Written problem - Gather all lines in the records below that include the word "this".

☆ ☆ ☆

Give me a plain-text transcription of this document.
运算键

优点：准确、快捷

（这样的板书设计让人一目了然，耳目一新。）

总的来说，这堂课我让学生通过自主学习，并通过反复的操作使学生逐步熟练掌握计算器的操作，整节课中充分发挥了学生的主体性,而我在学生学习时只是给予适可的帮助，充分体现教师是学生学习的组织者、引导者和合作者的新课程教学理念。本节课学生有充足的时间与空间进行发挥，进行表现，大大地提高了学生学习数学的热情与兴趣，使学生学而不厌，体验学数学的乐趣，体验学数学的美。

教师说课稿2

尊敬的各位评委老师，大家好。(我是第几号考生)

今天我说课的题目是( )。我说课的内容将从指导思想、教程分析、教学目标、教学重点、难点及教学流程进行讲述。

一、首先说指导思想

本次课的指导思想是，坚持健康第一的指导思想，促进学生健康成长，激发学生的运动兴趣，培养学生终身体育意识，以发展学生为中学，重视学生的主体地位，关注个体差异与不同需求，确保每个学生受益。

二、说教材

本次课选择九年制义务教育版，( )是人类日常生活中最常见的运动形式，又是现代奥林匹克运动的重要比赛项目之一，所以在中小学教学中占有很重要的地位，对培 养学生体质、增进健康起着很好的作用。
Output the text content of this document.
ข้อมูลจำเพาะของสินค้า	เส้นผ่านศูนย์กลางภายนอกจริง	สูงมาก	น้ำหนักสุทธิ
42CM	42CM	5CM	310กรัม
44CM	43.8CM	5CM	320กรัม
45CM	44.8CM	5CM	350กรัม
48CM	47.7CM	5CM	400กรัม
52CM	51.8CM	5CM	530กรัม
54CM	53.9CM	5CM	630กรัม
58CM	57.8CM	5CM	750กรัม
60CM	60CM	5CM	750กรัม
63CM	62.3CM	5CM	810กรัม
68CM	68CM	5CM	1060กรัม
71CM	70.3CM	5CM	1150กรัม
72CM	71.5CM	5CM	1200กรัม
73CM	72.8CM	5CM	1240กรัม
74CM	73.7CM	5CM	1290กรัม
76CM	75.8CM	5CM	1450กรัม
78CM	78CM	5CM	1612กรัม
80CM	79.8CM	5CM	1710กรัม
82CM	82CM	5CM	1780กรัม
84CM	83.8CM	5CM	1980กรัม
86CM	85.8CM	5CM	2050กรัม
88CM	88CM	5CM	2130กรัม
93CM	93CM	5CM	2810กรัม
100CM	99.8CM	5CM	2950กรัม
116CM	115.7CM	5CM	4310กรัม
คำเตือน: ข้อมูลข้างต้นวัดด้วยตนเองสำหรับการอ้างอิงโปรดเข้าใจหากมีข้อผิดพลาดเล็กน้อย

☆ ☆ ☆

Task solution -
Give me a plain-text transcription of this document.
Output the text content of this document.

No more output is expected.